Copy out the material below in full, but not its images.

◆ Material for this exercise
>>>
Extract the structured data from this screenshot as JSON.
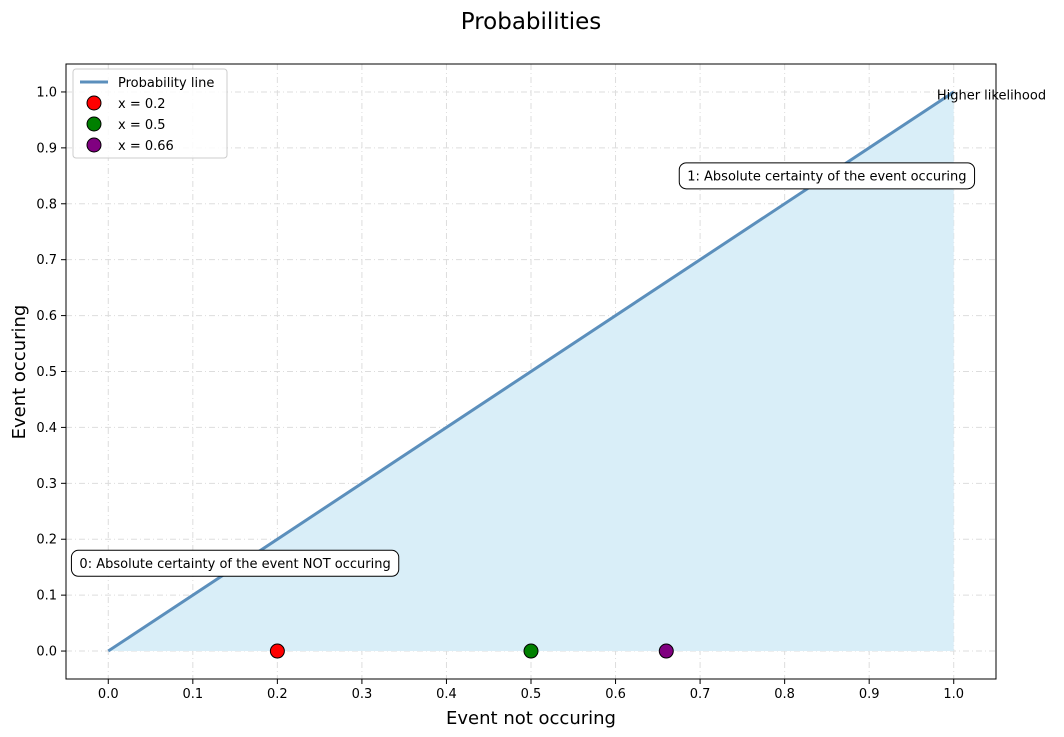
{
  "chart_data": {
    "type": "line",
    "title": "Probabilities",
    "xlabel": "Event not occuring",
    "ylabel": "Event occuring",
    "xlim": [
      -0.05,
      1.05
    ],
    "ylim": [
      -0.05,
      1.05
    ],
    "xticks": [
      0.0,
      0.1,
      0.2,
      0.3,
      0.4,
      0.5,
      0.6,
      0.7,
      0.8,
      0.9,
      1.0
    ],
    "yticks": [
      0.0,
      0.1,
      0.2,
      0.3,
      0.4,
      0.5,
      0.6,
      0.7,
      0.8,
      0.9,
      1.0
    ],
    "xtick_labels": [
      "0.0",
      "0.1",
      "0.2",
      "0.3",
      "0.4",
      "0.5",
      "0.6",
      "0.7",
      "0.8",
      "0.9",
      "1.0"
    ],
    "ytick_labels": [
      "0.0",
      "0.1",
      "0.2",
      "0.3",
      "0.4",
      "0.5",
      "0.6",
      "0.7",
      "0.8",
      "0.9",
      "1.0"
    ],
    "grid": true,
    "legend_position": "top-left",
    "line": {
      "name": "Probability line",
      "x": [
        0.0,
        1.0
      ],
      "y": [
        0.0,
        1.0
      ],
      "color": "#5b8fbc",
      "fill_color": "#d9eef8"
    },
    "points": [
      {
        "name": "x = 0.2",
        "x": 0.2,
        "y": 0.0,
        "color": "#ff0000"
      },
      {
        "name": "x = 0.5",
        "x": 0.5,
        "y": 0.0,
        "color": "#008000"
      },
      {
        "name": "x = 0.66",
        "x": 0.66,
        "y": 0.0,
        "color": "#800080"
      }
    ],
    "annotations": [
      {
        "text": "1: Absolute certainty of the event occuring",
        "x": 0.85,
        "y": 0.85,
        "boxed": true
      },
      {
        "text": "0: Absolute certainty of the event NOT occuring",
        "x": 0.15,
        "y": 0.157,
        "boxed": true
      },
      {
        "text": "Higher likelihood",
        "x": 0.98,
        "y": 0.995,
        "boxed": false
      }
    ]
  }
}
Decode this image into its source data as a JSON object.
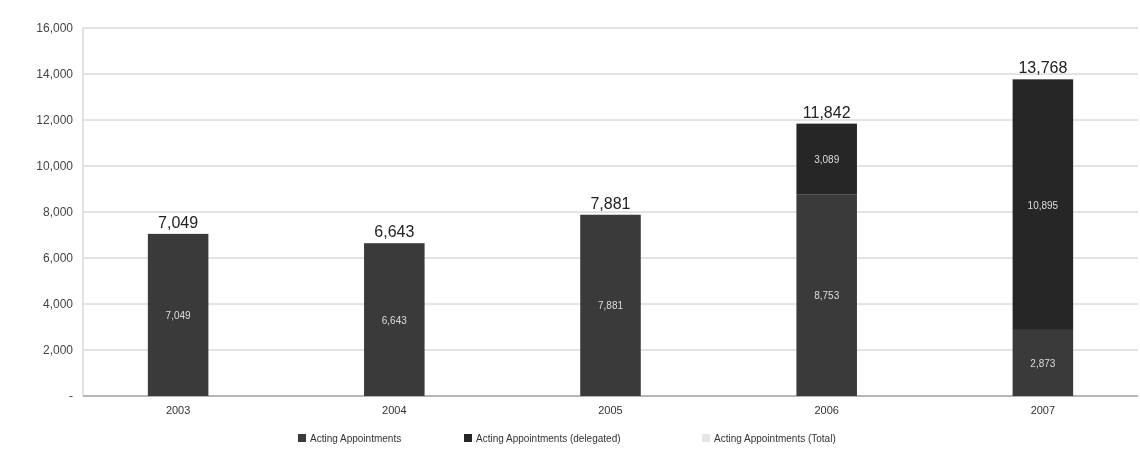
{
  "chart_data": {
    "type": "bar",
    "stacked": true,
    "categories": [
      "2003",
      "2004",
      "2005",
      "2006",
      "2007"
    ],
    "series": [
      {
        "name": "Acting Appointments",
        "color": "#3a3a3a",
        "values": [
          7049,
          6643,
          7881,
          8753,
          2873
        ],
        "value_labels": [
          "7,049",
          "6,643",
          "7,881",
          "8,753",
          "2,873"
        ]
      },
      {
        "name": "Acting Appointments (delegated)",
        "color": "#262626",
        "values": [
          null,
          null,
          null,
          3089,
          10895
        ],
        "value_labels": [
          null,
          null,
          null,
          "3,089",
          "10,895"
        ]
      },
      {
        "name": "Acting Appointments (Total)",
        "color": "#e6e6e6",
        "values": [
          null,
          null,
          null,
          null,
          null
        ]
      }
    ],
    "totals": [
      "7,049",
      "6,643",
      "7,881",
      "11,842",
      "13,768"
    ],
    "ylim": [
      0,
      16000
    ],
    "yticks": [
      {
        "value": 0,
        "label": "-"
      },
      {
        "value": 2000,
        "label": "2,000"
      },
      {
        "value": 4000,
        "label": "4,000"
      },
      {
        "value": 6000,
        "label": "6,000"
      },
      {
        "value": 8000,
        "label": "8,000"
      },
      {
        "value": 10000,
        "label": "10,000"
      },
      {
        "value": 12000,
        "label": "12,000"
      },
      {
        "value": 14000,
        "label": "14,000"
      },
      {
        "value": 16000,
        "label": "16,000"
      }
    ],
    "grid": "y",
    "legend": "bottom"
  }
}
<<<
◆ Exercise answer
Extract the structured data from this screenshot as JSON.
{
  "chart_data": {
    "type": "line",
    "title": "Probabilities",
    "xlabel": "Event not occuring",
    "ylabel": "Event occuring",
    "xlim": [
      -0.05,
      1.05
    ],
    "ylim": [
      -0.05,
      1.05
    ],
    "xticks": [
      0.0,
      0.1,
      0.2,
      0.3,
      0.4,
      0.5,
      0.6,
      0.7,
      0.8,
      0.9,
      1.0
    ],
    "yticks": [
      0.0,
      0.1,
      0.2,
      0.3,
      0.4,
      0.5,
      0.6,
      0.7,
      0.8,
      0.9,
      1.0
    ],
    "xtick_labels": [
      "0.0",
      "0.1",
      "0.2",
      "0.3",
      "0.4",
      "0.5",
      "0.6",
      "0.7",
      "0.8",
      "0.9",
      "1.0"
    ],
    "ytick_labels": [
      "0.0",
      "0.1",
      "0.2",
      "0.3",
      "0.4",
      "0.5",
      "0.6",
      "0.7",
      "0.8",
      "0.9",
      "1.0"
    ],
    "grid": true,
    "legend_position": "top-left",
    "line": {
      "name": "Probability line",
      "x": [
        0.0,
        1.0
      ],
      "y": [
        0.0,
        1.0
      ],
      "color": "#5b8fbc",
      "fill_color": "#d9eef8"
    },
    "points": [
      {
        "name": "x = 0.2",
        "x": 0.2,
        "y": 0.0,
        "color": "#ff0000"
      },
      {
        "name": "x = 0.5",
        "x": 0.5,
        "y": 0.0,
        "color": "#008000"
      },
      {
        "name": "x = 0.66",
        "x": 0.66,
        "y": 0.0,
        "color": "#800080"
      }
    ],
    "annotations": [
      {
        "text": "1: Absolute certainty of the event occuring",
        "x": 0.85,
        "y": 0.85,
        "boxed": true
      },
      {
        "text": "0: Absolute certainty of the event NOT occuring",
        "x": 0.15,
        "y": 0.157,
        "boxed": true
      },
      {
        "text": "Higher likelihood",
        "x": 0.98,
        "y": 0.995,
        "boxed": false
      }
    ]
  }
}
Decode this image into its source data as a JSON object.
{
  "chart_data": {
    "type": "bar",
    "stacked": true,
    "categories": [
      "2003",
      "2004",
      "2005",
      "2006",
      "2007"
    ],
    "series": [
      {
        "name": "Acting Appointments",
        "color": "#3a3a3a",
        "values": [
          7049,
          6643,
          7881,
          8753,
          2873
        ],
        "value_labels": [
          "7,049",
          "6,643",
          "7,881",
          "8,753",
          "2,873"
        ]
      },
      {
        "name": "Acting Appointments (delegated)",
        "color": "#262626",
        "values": [
          null,
          null,
          null,
          3089,
          10895
        ],
        "value_labels": [
          null,
          null,
          null,
          "3,089",
          "10,895"
        ]
      },
      {
        "name": "Acting Appointments (Total)",
        "color": "#e6e6e6",
        "values": [
          null,
          null,
          null,
          null,
          null
        ]
      }
    ],
    "totals": [
      "7,049",
      "6,643",
      "7,881",
      "11,842",
      "13,768"
    ],
    "ylim": [
      0,
      16000
    ],
    "yticks": [
      {
        "value": 0,
        "label": "-"
      },
      {
        "value": 2000,
        "label": "2,000"
      },
      {
        "value": 4000,
        "label": "4,000"
      },
      {
        "value": 6000,
        "label": "6,000"
      },
      {
        "value": 8000,
        "label": "8,000"
      },
      {
        "value": 10000,
        "label": "10,000"
      },
      {
        "value": 12000,
        "label": "12,000"
      },
      {
        "value": 14000,
        "label": "14,000"
      },
      {
        "value": 16000,
        "label": "16,000"
      }
    ],
    "grid": "y",
    "legend": "bottom"
  }
}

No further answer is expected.